(TASK PROMPT) Exact reproduction of the data is required, with images excluded.

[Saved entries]
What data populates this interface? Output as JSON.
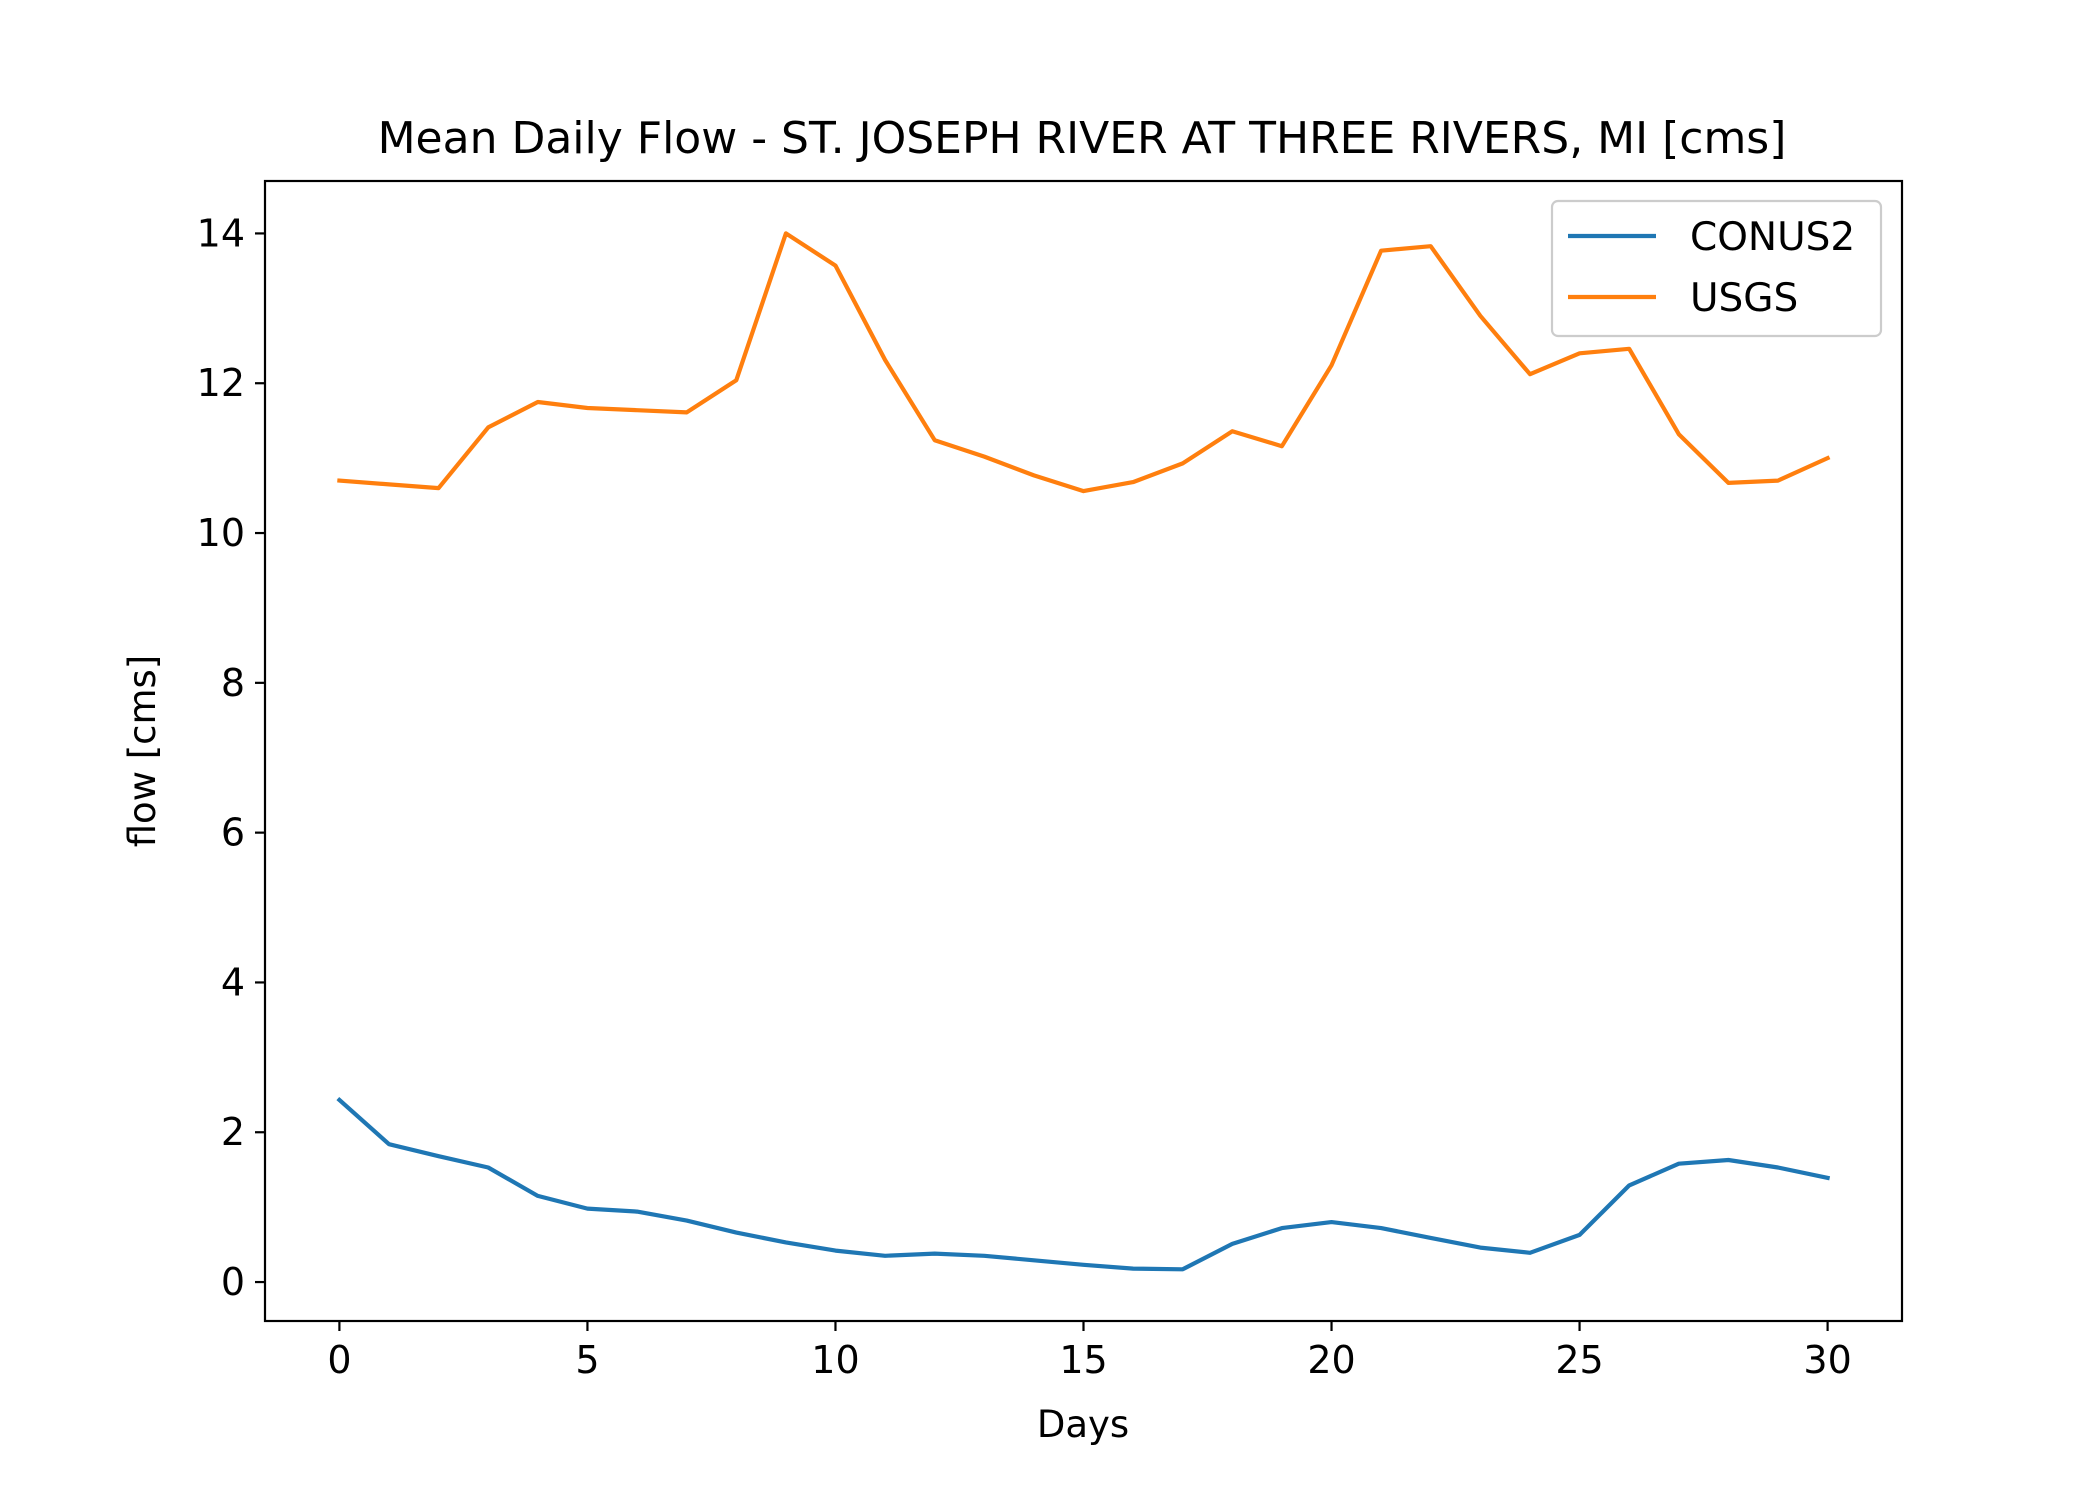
{
  "chart_data": {
    "type": "line",
    "title": "Mean Daily Flow - ST. JOSEPH RIVER AT THREE RIVERS, MI [cms]",
    "xlabel": "Days",
    "ylabel": "flow [cms]",
    "xlim": [
      -1.5,
      31.5
    ],
    "ylim": [
      -0.52,
      14.7
    ],
    "xticks": [
      0,
      5,
      10,
      15,
      20,
      25,
      30
    ],
    "yticks": [
      0,
      2,
      4,
      6,
      8,
      10,
      12,
      14
    ],
    "grid": false,
    "legend_position": "top-right",
    "x": [
      0,
      1,
      2,
      3,
      4,
      5,
      6,
      7,
      8,
      9,
      10,
      11,
      12,
      13,
      14,
      15,
      16,
      17,
      18,
      19,
      20,
      21,
      22,
      23,
      24,
      25,
      26,
      27,
      28,
      29,
      30
    ],
    "series": [
      {
        "name": "CONUS2",
        "color": "#1f77b4",
        "values": [
          2.43,
          1.84,
          1.68,
          1.53,
          1.15,
          0.98,
          0.94,
          0.82,
          0.66,
          0.53,
          0.42,
          0.35,
          0.38,
          0.35,
          0.29,
          0.23,
          0.18,
          0.17,
          0.51,
          0.72,
          0.8,
          0.72,
          0.59,
          0.46,
          0.39,
          0.63,
          1.29,
          1.58,
          1.63,
          1.53,
          1.39
        ]
      },
      {
        "name": "USGS",
        "color": "#ff7f0e",
        "values": [
          10.7,
          10.65,
          10.6,
          11.41,
          11.75,
          11.67,
          11.64,
          11.61,
          12.04,
          14.0,
          13.57,
          12.31,
          11.24,
          11.02,
          10.77,
          10.56,
          10.68,
          10.93,
          11.36,
          11.16,
          12.24,
          13.77,
          13.83,
          12.9,
          12.12,
          12.4,
          12.46,
          11.32,
          10.67,
          10.7,
          11.0
        ]
      }
    ]
  }
}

(OUTPUT FOR THIS EXERCISE)
What data populates this interface? Output as JSON.
{
  "chart_data": {
    "type": "line",
    "title": "Mean Daily Flow - ST. JOSEPH RIVER AT THREE RIVERS, MI [cms]",
    "xlabel": "Days",
    "ylabel": "flow [cms]",
    "xlim": [
      -1.5,
      31.5
    ],
    "ylim": [
      -0.52,
      14.7
    ],
    "xticks": [
      0,
      5,
      10,
      15,
      20,
      25,
      30
    ],
    "yticks": [
      0,
      2,
      4,
      6,
      8,
      10,
      12,
      14
    ],
    "grid": false,
    "legend_position": "top-right",
    "x": [
      0,
      1,
      2,
      3,
      4,
      5,
      6,
      7,
      8,
      9,
      10,
      11,
      12,
      13,
      14,
      15,
      16,
      17,
      18,
      19,
      20,
      21,
      22,
      23,
      24,
      25,
      26,
      27,
      28,
      29,
      30
    ],
    "series": [
      {
        "name": "CONUS2",
        "color": "#1f77b4",
        "values": [
          2.43,
          1.84,
          1.68,
          1.53,
          1.15,
          0.98,
          0.94,
          0.82,
          0.66,
          0.53,
          0.42,
          0.35,
          0.38,
          0.35,
          0.29,
          0.23,
          0.18,
          0.17,
          0.51,
          0.72,
          0.8,
          0.72,
          0.59,
          0.46,
          0.39,
          0.63,
          1.29,
          1.58,
          1.63,
          1.53,
          1.39
        ]
      },
      {
        "name": "USGS",
        "color": "#ff7f0e",
        "values": [
          10.7,
          10.65,
          10.6,
          11.41,
          11.75,
          11.67,
          11.64,
          11.61,
          12.04,
          14.0,
          13.57,
          12.31,
          11.24,
          11.02,
          10.77,
          10.56,
          10.68,
          10.93,
          11.36,
          11.16,
          12.24,
          13.77,
          13.83,
          12.9,
          12.12,
          12.4,
          12.46,
          11.32,
          10.67,
          10.7,
          11.0
        ]
      }
    ]
  }
}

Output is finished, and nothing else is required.